Output all the material that follows, exactly as given.

[Begin]

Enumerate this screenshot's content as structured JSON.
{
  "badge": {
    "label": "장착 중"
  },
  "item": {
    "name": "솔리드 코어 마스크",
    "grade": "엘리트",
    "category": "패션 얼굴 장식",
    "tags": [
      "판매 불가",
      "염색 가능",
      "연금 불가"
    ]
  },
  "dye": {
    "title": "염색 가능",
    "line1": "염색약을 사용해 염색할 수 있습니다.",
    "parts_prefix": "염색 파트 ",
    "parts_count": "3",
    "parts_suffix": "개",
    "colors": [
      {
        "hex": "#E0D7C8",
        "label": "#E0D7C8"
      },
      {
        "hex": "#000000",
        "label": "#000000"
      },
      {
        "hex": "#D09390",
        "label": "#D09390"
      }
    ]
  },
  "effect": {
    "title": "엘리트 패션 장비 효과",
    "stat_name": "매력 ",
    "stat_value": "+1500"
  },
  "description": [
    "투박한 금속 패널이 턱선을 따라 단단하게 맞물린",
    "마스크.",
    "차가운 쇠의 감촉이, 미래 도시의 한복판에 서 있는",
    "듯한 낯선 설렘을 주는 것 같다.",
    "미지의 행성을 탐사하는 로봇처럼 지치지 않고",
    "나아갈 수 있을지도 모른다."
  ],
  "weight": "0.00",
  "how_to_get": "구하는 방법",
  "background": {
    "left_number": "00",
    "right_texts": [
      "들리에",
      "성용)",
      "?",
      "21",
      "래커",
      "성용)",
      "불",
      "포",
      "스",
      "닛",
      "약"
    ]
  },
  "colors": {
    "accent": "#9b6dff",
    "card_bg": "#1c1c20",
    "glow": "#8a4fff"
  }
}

[End]

→ RESULT OF THIS EXERCISE
Enumerate this screenshot's content as structured JSON.
{
  "badge": {
    "label": "장착 중"
  },
  "item": {
    "name": "솔리드 코어 마스크",
    "grade": "엘리트",
    "category": "패션 얼굴 장식",
    "tags": [
      "판매 불가",
      "염색 가능",
      "연금 불가"
    ]
  },
  "dye": {
    "title": "염색 가능",
    "line1": "염색약을 사용해 염색할 수 있습니다.",
    "parts_prefix": "염색 파트 ",
    "parts_count": "3",
    "parts_suffix": "개",
    "colors": [
      {
        "hex": "#E0D7C8",
        "label": "#E0D7C8"
      },
      {
        "hex": "#000000",
        "label": "#000000"
      },
      {
        "hex": "#D09390",
        "label": "#D09390"
      }
    ]
  },
  "effect": {
    "title": "엘리트 패션 장비 효과",
    "stat_name": "매력 ",
    "stat_value": "+1500"
  },
  "description": [
    "투박한 금속 패널이 턱선을 따라 단단하게 맞물린",
    "마스크.",
    "차가운 쇠의 감촉이, 미래 도시의 한복판에 서 있는",
    "듯한 낯선 설렘을 주는 것 같다.",
    "미지의 행성을 탐사하는 로봇처럼 지치지 않고",
    "나아갈 수 있을지도 모른다."
  ],
  "weight": "0.00",
  "how_to_get": "구하는 방법",
  "background": {
    "left_number": "00",
    "right_texts": [
      "들리에",
      "성용)",
      "?",
      "21",
      "래커",
      "성용)",
      "불",
      "포",
      "스",
      "닛",
      "약"
    ]
  },
  "colors": {
    "accent": "#9b6dff",
    "card_bg": "#1c1c20",
    "glow": "#8a4fff"
  }
}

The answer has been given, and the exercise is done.